Task inputs:
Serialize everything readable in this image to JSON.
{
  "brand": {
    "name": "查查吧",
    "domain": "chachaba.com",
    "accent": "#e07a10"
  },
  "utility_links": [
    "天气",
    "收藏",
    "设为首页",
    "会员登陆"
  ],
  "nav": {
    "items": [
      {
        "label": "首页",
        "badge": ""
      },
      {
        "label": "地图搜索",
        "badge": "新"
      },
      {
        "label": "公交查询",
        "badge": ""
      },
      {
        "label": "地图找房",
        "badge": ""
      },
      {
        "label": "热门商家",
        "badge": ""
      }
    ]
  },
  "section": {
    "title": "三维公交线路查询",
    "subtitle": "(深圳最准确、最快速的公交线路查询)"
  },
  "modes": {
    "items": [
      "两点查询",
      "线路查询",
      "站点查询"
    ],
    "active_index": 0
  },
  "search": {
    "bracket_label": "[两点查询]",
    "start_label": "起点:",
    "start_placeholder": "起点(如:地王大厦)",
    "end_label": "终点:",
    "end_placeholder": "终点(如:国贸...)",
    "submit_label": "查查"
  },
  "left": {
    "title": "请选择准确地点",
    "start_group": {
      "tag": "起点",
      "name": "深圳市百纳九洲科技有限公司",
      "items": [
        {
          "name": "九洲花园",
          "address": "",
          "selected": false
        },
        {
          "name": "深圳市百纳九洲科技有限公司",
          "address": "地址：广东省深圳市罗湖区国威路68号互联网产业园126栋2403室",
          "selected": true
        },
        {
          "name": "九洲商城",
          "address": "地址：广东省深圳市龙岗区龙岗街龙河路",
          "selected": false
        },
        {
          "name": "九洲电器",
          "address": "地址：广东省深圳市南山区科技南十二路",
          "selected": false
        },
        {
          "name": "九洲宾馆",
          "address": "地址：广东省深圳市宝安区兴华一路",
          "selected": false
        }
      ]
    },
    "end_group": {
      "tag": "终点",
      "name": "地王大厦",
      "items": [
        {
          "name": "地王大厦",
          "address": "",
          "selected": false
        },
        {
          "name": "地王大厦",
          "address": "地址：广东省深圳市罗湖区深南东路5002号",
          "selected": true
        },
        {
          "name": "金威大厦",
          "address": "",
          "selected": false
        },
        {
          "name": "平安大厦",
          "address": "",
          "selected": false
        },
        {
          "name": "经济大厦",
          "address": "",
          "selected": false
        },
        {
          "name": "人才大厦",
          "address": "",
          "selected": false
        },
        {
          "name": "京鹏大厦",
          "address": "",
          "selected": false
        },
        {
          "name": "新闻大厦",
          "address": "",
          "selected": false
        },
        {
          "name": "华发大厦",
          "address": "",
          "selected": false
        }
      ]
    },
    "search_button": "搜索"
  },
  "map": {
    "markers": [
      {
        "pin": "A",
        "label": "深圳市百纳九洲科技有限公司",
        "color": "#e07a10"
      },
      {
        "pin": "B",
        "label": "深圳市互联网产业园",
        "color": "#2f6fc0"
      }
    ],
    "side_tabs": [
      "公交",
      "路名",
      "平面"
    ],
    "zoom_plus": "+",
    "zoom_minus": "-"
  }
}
* * *
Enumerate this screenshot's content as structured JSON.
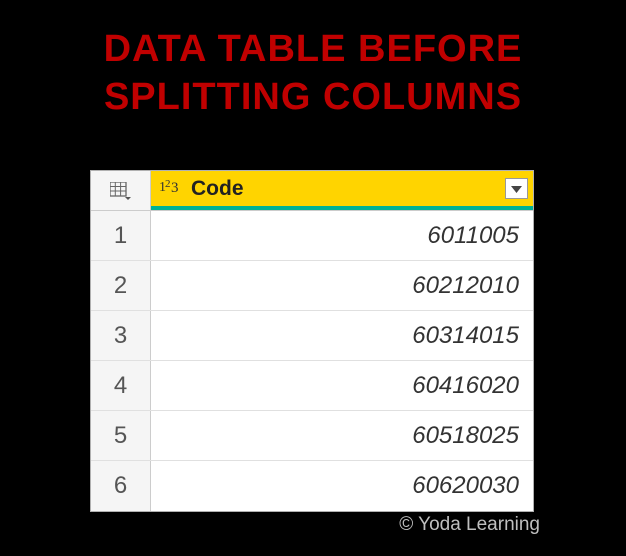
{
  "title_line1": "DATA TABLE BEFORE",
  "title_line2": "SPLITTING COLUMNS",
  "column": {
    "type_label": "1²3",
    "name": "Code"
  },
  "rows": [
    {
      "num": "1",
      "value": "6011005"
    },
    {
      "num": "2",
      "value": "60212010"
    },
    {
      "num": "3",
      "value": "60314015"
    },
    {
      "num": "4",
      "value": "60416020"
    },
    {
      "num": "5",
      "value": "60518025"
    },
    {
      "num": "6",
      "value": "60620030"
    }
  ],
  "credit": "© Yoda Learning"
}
* * *
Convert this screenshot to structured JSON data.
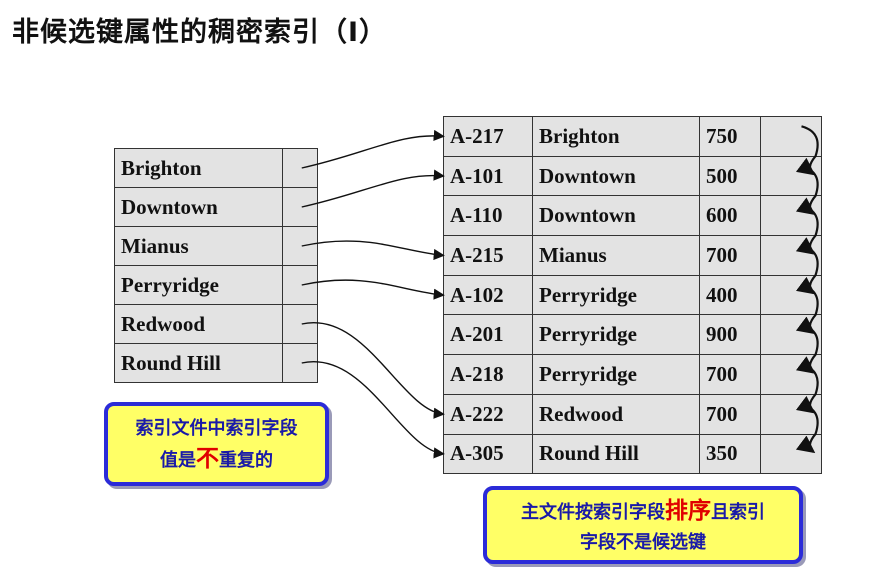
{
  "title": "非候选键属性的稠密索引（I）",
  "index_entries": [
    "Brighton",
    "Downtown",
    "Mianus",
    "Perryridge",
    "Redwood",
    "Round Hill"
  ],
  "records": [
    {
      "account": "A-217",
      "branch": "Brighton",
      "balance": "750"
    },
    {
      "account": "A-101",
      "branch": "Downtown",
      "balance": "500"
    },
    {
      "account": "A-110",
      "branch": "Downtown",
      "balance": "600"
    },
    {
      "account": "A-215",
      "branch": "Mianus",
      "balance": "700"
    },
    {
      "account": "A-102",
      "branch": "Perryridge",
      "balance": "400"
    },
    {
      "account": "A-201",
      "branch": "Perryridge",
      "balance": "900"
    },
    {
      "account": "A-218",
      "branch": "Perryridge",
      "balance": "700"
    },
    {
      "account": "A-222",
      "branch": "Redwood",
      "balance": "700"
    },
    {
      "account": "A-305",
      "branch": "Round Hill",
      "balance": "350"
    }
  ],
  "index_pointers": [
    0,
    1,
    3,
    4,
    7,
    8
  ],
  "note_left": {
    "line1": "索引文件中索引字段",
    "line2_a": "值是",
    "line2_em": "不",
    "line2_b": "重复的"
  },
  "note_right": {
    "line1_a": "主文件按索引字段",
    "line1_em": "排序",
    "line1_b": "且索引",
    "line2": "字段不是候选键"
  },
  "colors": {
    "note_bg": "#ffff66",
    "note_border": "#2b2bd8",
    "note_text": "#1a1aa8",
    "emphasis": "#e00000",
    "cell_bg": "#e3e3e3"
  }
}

Goal of the exercise:
Look through the entries and find each line that has the string "structured". Copy those lines.

Solution to the exercise:
Enumerate this screenshot's content as structured JSON.
Convert this screenshot to structured JSON data.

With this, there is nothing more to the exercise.